Stated exercise — Reproduce the data below in full and exclude every picture.

Start Given data

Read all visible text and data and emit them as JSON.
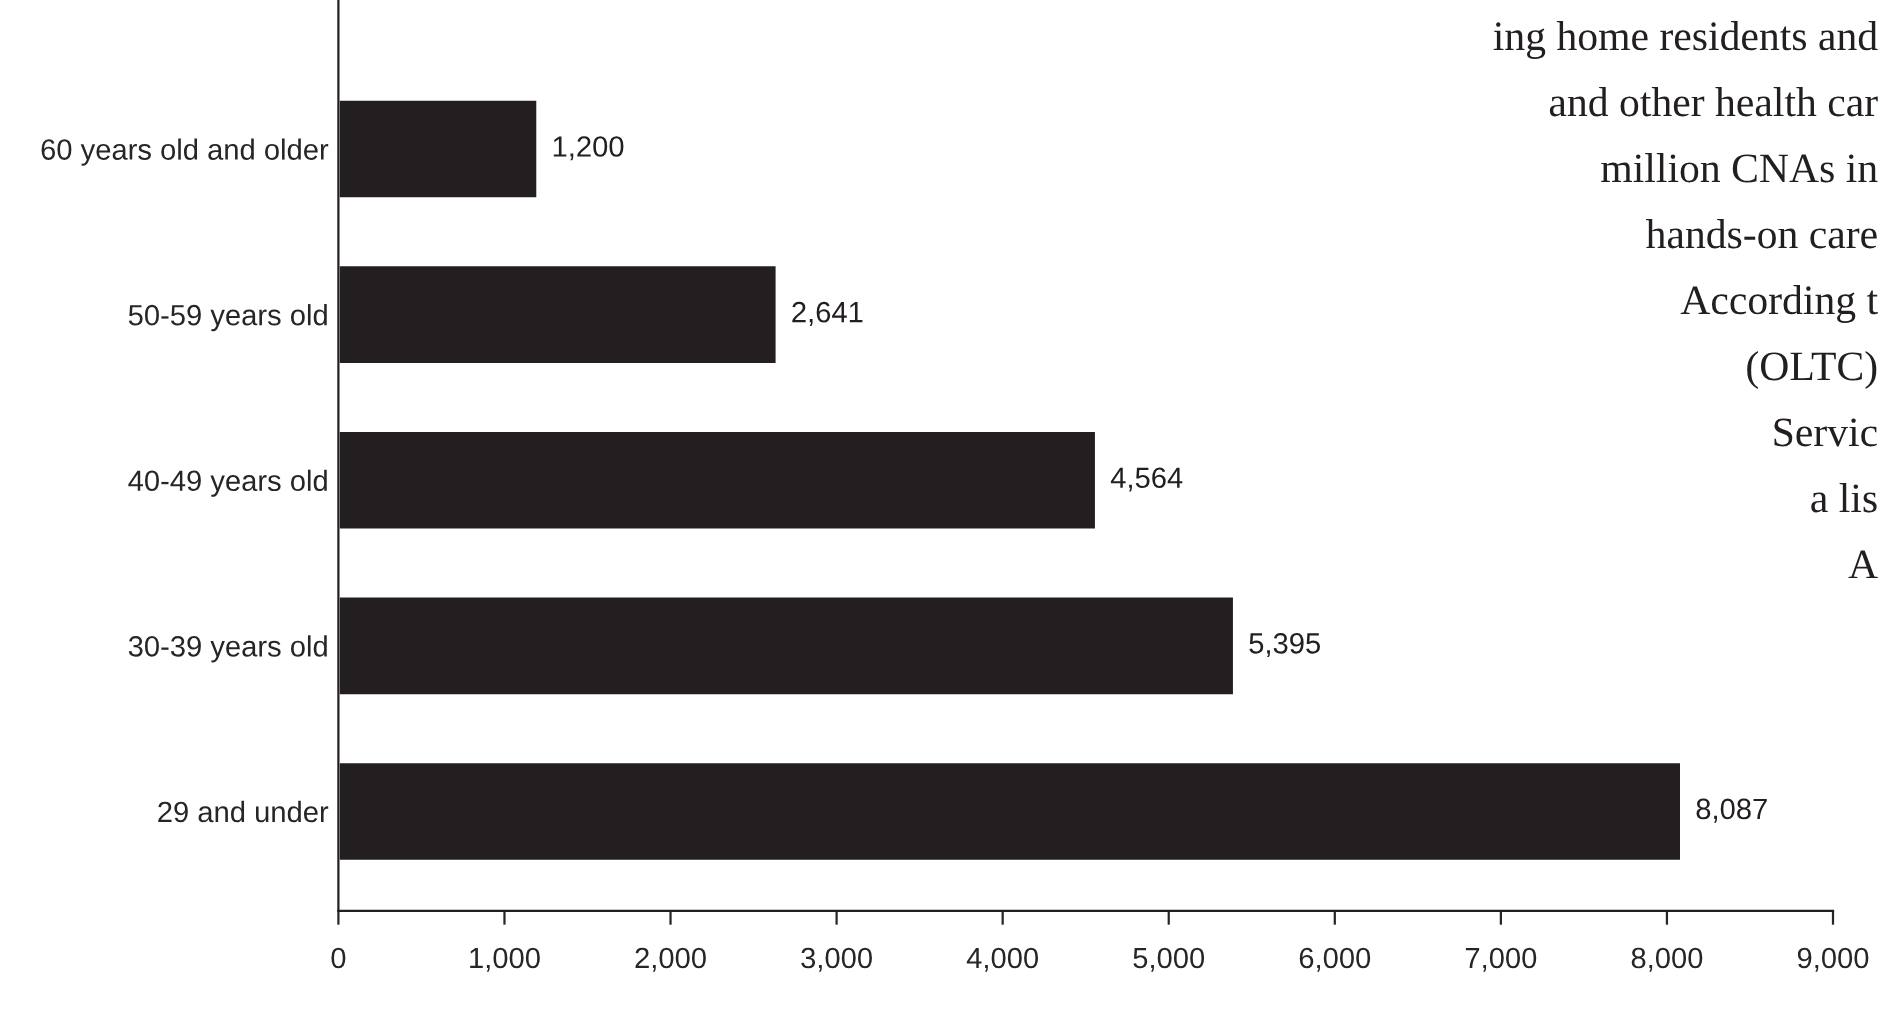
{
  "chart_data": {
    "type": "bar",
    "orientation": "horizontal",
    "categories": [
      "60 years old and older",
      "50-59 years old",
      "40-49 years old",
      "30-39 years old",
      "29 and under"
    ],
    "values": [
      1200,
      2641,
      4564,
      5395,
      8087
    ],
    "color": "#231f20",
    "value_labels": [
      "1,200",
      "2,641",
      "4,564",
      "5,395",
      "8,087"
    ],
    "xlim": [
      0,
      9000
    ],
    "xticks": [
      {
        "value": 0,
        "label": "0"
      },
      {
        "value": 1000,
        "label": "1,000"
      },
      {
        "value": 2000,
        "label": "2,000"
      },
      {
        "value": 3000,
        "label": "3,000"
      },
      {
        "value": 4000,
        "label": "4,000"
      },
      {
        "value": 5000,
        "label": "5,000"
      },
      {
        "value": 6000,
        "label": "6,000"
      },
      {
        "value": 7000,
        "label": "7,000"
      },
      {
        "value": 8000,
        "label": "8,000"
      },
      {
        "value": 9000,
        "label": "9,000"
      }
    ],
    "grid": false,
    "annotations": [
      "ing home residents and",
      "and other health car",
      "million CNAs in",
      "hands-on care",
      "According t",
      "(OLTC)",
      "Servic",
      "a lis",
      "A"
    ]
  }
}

End Given data

Result of this task —
Read all visible text and data and emit them as JSON.
{
  "chart_data": {
    "type": "bar",
    "orientation": "horizontal",
    "categories": [
      "60 years old and older",
      "50-59 years old",
      "40-49 years old",
      "30-39 years old",
      "29 and under"
    ],
    "values": [
      1200,
      2641,
      4564,
      5395,
      8087
    ],
    "color": "#231f20",
    "value_labels": [
      "1,200",
      "2,641",
      "4,564",
      "5,395",
      "8,087"
    ],
    "xlim": [
      0,
      9000
    ],
    "xticks": [
      {
        "value": 0,
        "label": "0"
      },
      {
        "value": 1000,
        "label": "1,000"
      },
      {
        "value": 2000,
        "label": "2,000"
      },
      {
        "value": 3000,
        "label": "3,000"
      },
      {
        "value": 4000,
        "label": "4,000"
      },
      {
        "value": 5000,
        "label": "5,000"
      },
      {
        "value": 6000,
        "label": "6,000"
      },
      {
        "value": 7000,
        "label": "7,000"
      },
      {
        "value": 8000,
        "label": "8,000"
      },
      {
        "value": 9000,
        "label": "9,000"
      }
    ],
    "grid": false,
    "annotations": [
      "ing home residents and",
      "and other health car",
      "million CNAs in",
      "hands-on care",
      "According t",
      "(OLTC)",
      "Servic",
      "a lis",
      "A"
    ]
  }
}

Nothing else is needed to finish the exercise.